** start of Listed records **
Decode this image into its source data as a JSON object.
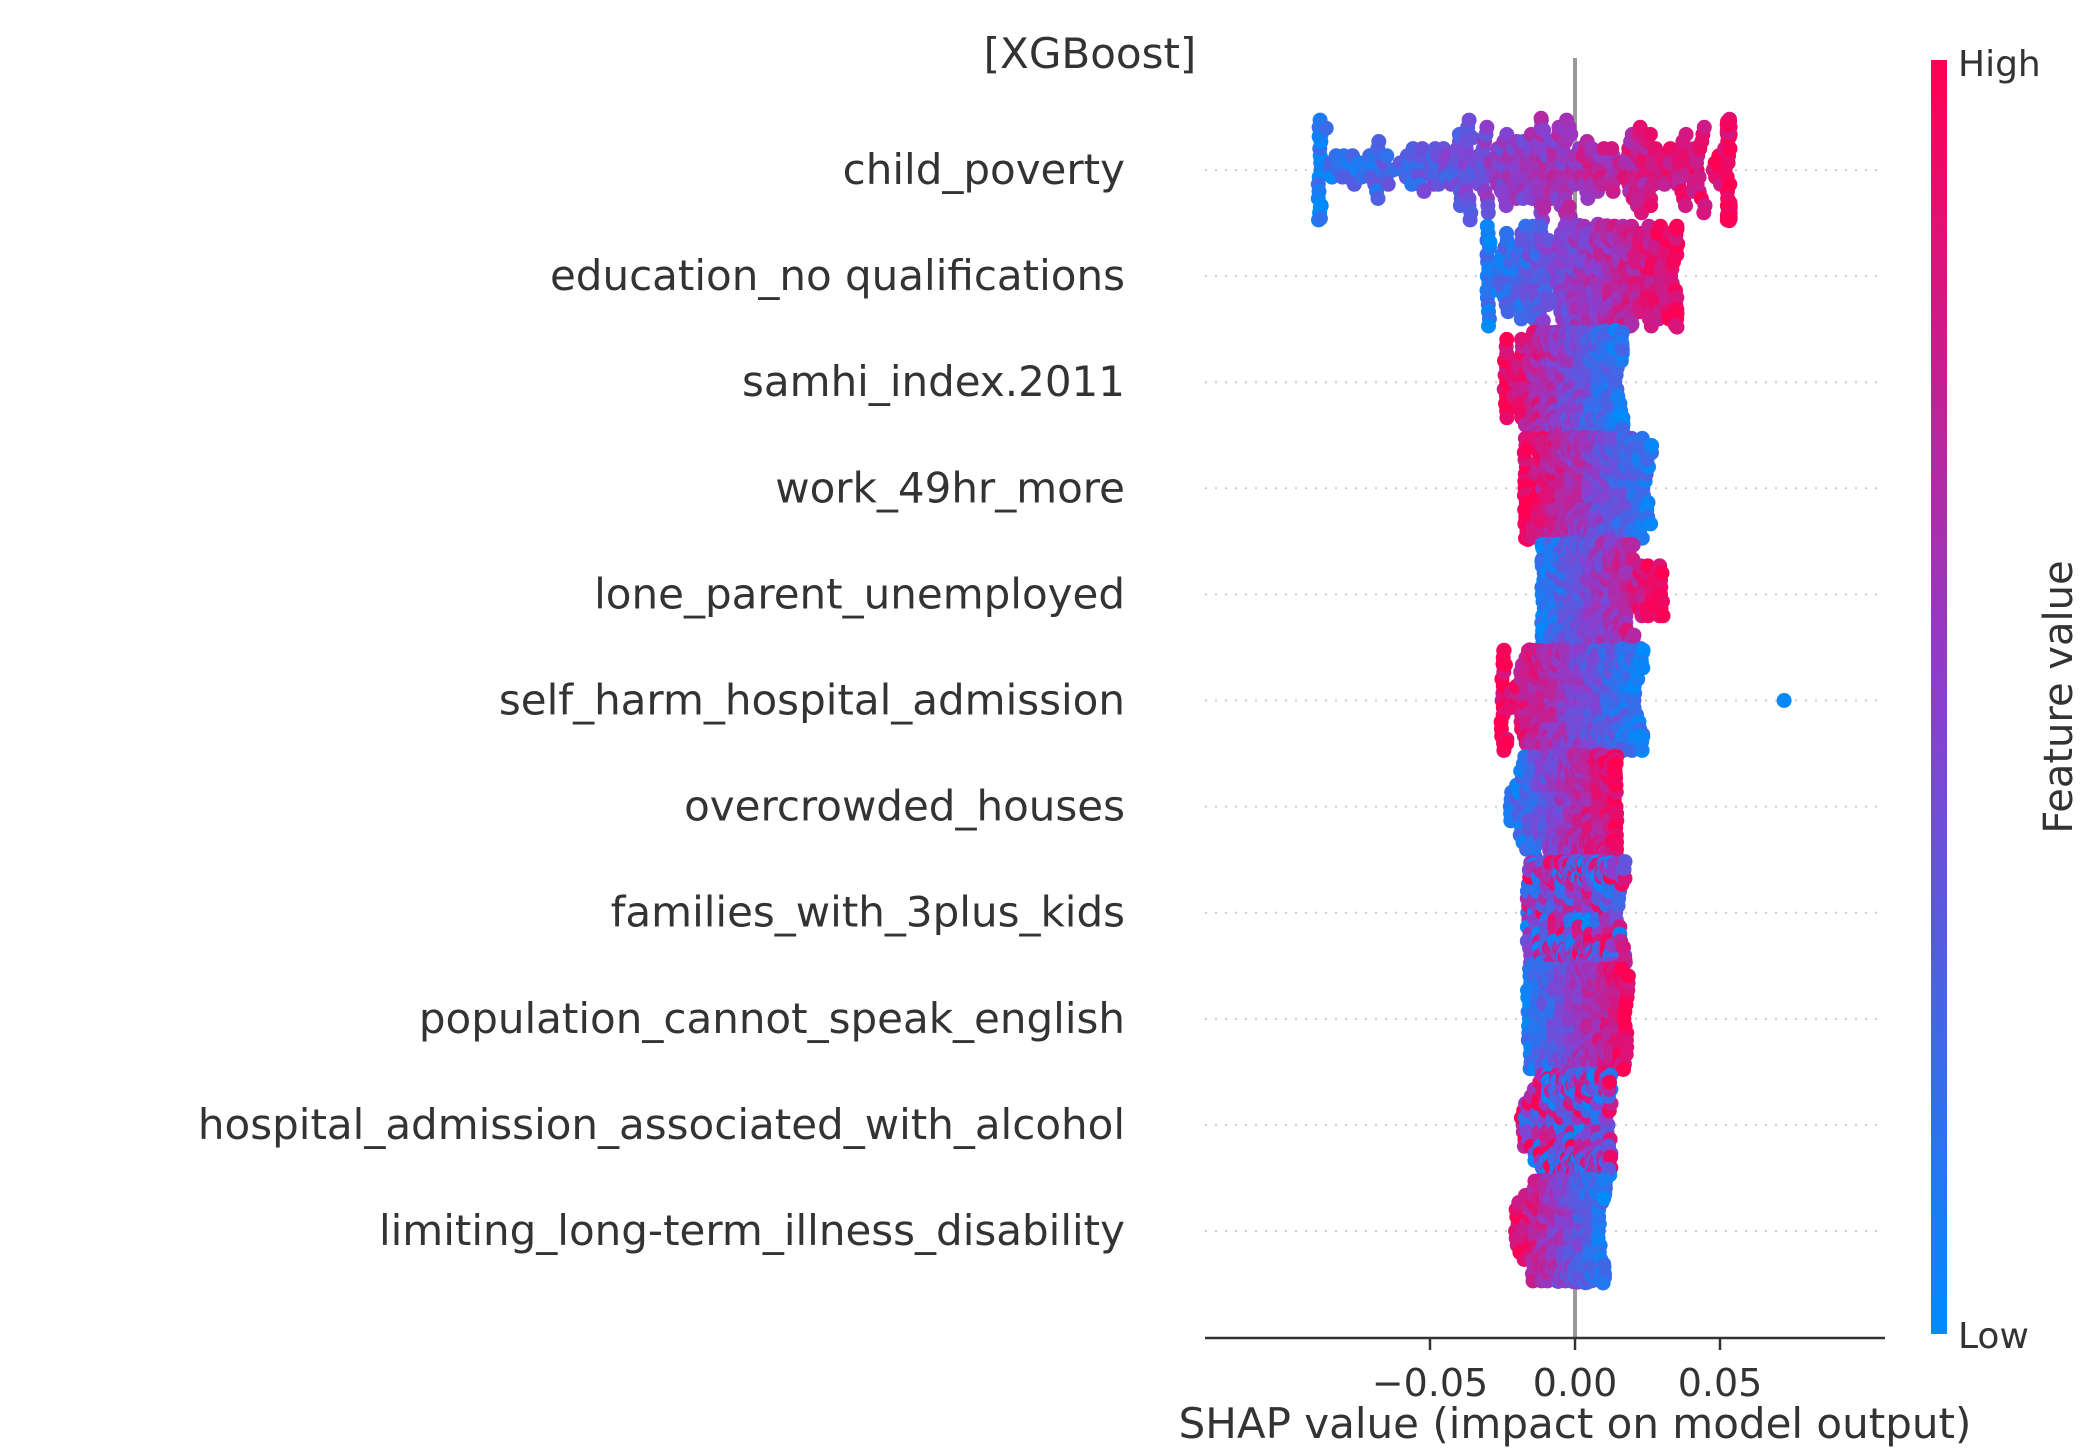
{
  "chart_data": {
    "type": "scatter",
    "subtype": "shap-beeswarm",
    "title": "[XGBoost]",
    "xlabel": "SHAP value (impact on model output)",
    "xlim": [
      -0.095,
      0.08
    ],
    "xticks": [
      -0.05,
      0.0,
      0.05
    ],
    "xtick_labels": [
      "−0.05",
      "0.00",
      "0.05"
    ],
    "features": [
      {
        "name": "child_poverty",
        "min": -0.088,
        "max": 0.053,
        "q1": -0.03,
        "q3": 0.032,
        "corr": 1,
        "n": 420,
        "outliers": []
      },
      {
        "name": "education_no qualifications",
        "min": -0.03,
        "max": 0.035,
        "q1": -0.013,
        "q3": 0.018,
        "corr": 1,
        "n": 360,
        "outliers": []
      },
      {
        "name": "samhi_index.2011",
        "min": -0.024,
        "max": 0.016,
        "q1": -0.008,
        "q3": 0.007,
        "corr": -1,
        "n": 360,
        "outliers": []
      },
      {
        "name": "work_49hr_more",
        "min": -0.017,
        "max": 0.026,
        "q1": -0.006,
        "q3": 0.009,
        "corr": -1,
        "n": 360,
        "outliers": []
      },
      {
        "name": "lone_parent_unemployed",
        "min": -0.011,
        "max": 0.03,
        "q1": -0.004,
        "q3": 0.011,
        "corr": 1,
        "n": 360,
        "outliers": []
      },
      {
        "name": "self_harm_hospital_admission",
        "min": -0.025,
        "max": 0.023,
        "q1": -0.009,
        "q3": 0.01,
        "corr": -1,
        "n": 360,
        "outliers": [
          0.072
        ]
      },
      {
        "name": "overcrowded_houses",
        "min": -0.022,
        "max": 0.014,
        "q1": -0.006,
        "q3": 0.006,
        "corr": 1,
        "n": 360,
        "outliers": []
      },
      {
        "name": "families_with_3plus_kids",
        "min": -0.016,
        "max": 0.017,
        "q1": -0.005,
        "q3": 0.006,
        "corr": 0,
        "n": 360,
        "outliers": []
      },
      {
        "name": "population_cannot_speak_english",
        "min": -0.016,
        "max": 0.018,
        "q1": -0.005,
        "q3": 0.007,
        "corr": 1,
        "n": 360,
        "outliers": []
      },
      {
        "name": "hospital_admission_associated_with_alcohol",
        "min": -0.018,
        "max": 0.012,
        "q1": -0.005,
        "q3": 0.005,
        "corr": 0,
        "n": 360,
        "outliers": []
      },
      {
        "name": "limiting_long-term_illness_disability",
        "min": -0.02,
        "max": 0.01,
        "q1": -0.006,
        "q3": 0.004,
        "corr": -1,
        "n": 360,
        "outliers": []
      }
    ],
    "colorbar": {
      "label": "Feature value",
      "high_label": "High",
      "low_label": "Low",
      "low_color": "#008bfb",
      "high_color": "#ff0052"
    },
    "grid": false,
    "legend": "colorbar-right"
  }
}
** end of Listed records **
# Written task
Make an exact copy of all entries above, dropping the images.

# Expected output
Decode this image into its source data as a JSON object.
{
  "chart_data": {
    "type": "scatter",
    "subtype": "shap-beeswarm",
    "title": "[XGBoost]",
    "xlabel": "SHAP value (impact on model output)",
    "xlim": [
      -0.095,
      0.08
    ],
    "xticks": [
      -0.05,
      0.0,
      0.05
    ],
    "xtick_labels": [
      "−0.05",
      "0.00",
      "0.05"
    ],
    "features": [
      {
        "name": "child_poverty",
        "min": -0.088,
        "max": 0.053,
        "q1": -0.03,
        "q3": 0.032,
        "corr": 1,
        "n": 420,
        "outliers": []
      },
      {
        "name": "education_no qualifications",
        "min": -0.03,
        "max": 0.035,
        "q1": -0.013,
        "q3": 0.018,
        "corr": 1,
        "n": 360,
        "outliers": []
      },
      {
        "name": "samhi_index.2011",
        "min": -0.024,
        "max": 0.016,
        "q1": -0.008,
        "q3": 0.007,
        "corr": -1,
        "n": 360,
        "outliers": []
      },
      {
        "name": "work_49hr_more",
        "min": -0.017,
        "max": 0.026,
        "q1": -0.006,
        "q3": 0.009,
        "corr": -1,
        "n": 360,
        "outliers": []
      },
      {
        "name": "lone_parent_unemployed",
        "min": -0.011,
        "max": 0.03,
        "q1": -0.004,
        "q3": 0.011,
        "corr": 1,
        "n": 360,
        "outliers": []
      },
      {
        "name": "self_harm_hospital_admission",
        "min": -0.025,
        "max": 0.023,
        "q1": -0.009,
        "q3": 0.01,
        "corr": -1,
        "n": 360,
        "outliers": [
          0.072
        ]
      },
      {
        "name": "overcrowded_houses",
        "min": -0.022,
        "max": 0.014,
        "q1": -0.006,
        "q3": 0.006,
        "corr": 1,
        "n": 360,
        "outliers": []
      },
      {
        "name": "families_with_3plus_kids",
        "min": -0.016,
        "max": 0.017,
        "q1": -0.005,
        "q3": 0.006,
        "corr": 0,
        "n": 360,
        "outliers": []
      },
      {
        "name": "population_cannot_speak_english",
        "min": -0.016,
        "max": 0.018,
        "q1": -0.005,
        "q3": 0.007,
        "corr": 1,
        "n": 360,
        "outliers": []
      },
      {
        "name": "hospital_admission_associated_with_alcohol",
        "min": -0.018,
        "max": 0.012,
        "q1": -0.005,
        "q3": 0.005,
        "corr": 0,
        "n": 360,
        "outliers": []
      },
      {
        "name": "limiting_long-term_illness_disability",
        "min": -0.02,
        "max": 0.01,
        "q1": -0.006,
        "q3": 0.004,
        "corr": -1,
        "n": 360,
        "outliers": []
      }
    ],
    "colorbar": {
      "label": "Feature value",
      "high_label": "High",
      "low_label": "Low",
      "low_color": "#008bfb",
      "high_color": "#ff0052"
    },
    "grid": false,
    "legend": "colorbar-right"
  }
}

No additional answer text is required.